Data entries:
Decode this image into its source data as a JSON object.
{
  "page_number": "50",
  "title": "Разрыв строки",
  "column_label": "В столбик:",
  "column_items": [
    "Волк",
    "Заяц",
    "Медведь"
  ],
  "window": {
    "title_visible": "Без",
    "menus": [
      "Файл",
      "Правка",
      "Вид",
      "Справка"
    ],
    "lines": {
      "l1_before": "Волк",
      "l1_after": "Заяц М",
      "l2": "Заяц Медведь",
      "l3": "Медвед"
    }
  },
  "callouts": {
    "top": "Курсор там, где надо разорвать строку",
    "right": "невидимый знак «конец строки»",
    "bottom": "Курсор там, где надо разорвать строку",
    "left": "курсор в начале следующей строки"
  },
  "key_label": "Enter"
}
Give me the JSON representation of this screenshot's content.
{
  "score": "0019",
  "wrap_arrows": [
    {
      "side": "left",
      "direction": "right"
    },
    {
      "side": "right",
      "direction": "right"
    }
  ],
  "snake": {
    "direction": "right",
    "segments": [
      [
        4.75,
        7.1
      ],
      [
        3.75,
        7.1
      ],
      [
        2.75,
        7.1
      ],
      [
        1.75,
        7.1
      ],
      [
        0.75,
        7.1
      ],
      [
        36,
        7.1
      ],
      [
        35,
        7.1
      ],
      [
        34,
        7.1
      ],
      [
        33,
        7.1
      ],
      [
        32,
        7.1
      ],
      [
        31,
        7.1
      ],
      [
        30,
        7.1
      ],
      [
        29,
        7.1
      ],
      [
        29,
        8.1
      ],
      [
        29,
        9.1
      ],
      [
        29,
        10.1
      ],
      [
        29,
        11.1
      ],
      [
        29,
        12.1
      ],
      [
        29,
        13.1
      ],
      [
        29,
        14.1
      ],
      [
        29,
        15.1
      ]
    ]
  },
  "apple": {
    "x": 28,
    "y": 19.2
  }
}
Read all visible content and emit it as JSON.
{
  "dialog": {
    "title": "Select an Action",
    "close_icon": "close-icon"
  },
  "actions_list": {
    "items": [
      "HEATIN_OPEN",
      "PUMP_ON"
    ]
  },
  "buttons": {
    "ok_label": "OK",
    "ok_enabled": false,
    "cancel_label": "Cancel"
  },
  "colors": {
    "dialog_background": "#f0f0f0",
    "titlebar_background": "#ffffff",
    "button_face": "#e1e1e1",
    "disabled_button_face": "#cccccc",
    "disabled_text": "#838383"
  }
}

What you will do -
Output the records exactly, including every line.

Completed task -
Decode this image into its source data as a JSON object.
{
  "page_number": "50",
  "title": "Разрыв строки",
  "column_label": "В столбик:",
  "column_items": [
    "Волк",
    "Заяц",
    "Медведь"
  ],
  "window": {
    "title_visible": "Без",
    "menus": [
      "Файл",
      "Правка",
      "Вид",
      "Справка"
    ],
    "lines": {
      "l1_before": "Волк",
      "l1_after": "Заяц М",
      "l2": "Заяц Медведь",
      "l3": "Медвед"
    }
  },
  "callouts": {
    "top": "Курсор там, где надо разорвать строку",
    "right": "невидимый знак «конец строки»",
    "bottom": "Курсор там, где надо разорвать строку",
    "left": "курсор в начале следующей строки"
  },
  "key_label": "Enter"
}
Give me the JSON representation of this screenshot's content.
{
  "score": "0019",
  "wrap_arrows": [
    {
      "side": "left",
      "direction": "right"
    },
    {
      "side": "right",
      "direction": "right"
    }
  ],
  "snake": {
    "direction": "right",
    "segments": [
      [
        4.75,
        7.1
      ],
      [
        3.75,
        7.1
      ],
      [
        2.75,
        7.1
      ],
      [
        1.75,
        7.1
      ],
      [
        0.75,
        7.1
      ],
      [
        36,
        7.1
      ],
      [
        35,
        7.1
      ],
      [
        34,
        7.1
      ],
      [
        33,
        7.1
      ],
      [
        32,
        7.1
      ],
      [
        31,
        7.1
      ],
      [
        30,
        7.1
      ],
      [
        29,
        7.1
      ],
      [
        29,
        8.1
      ],
      [
        29,
        9.1
      ],
      [
        29,
        10.1
      ],
      [
        29,
        11.1
      ],
      [
        29,
        12.1
      ],
      [
        29,
        13.1
      ],
      [
        29,
        14.1
      ],
      [
        29,
        15.1
      ]
    ]
  },
  "apple": {
    "x": 28,
    "y": 19.2
  }
}
Read all visible content and emit it as JSON.
{
  "dialog": {
    "title": "Select an Action",
    "close_icon": "close-icon"
  },
  "actions_list": {
    "items": [
      "HEATIN_OPEN",
      "PUMP_ON"
    ]
  },
  "buttons": {
    "ok_label": "OK",
    "ok_enabled": false,
    "cancel_label": "Cancel"
  },
  "colors": {
    "dialog_background": "#f0f0f0",
    "titlebar_background": "#ffffff",
    "button_face": "#e1e1e1",
    "disabled_button_face": "#cccccc",
    "disabled_text": "#838383"
  }
}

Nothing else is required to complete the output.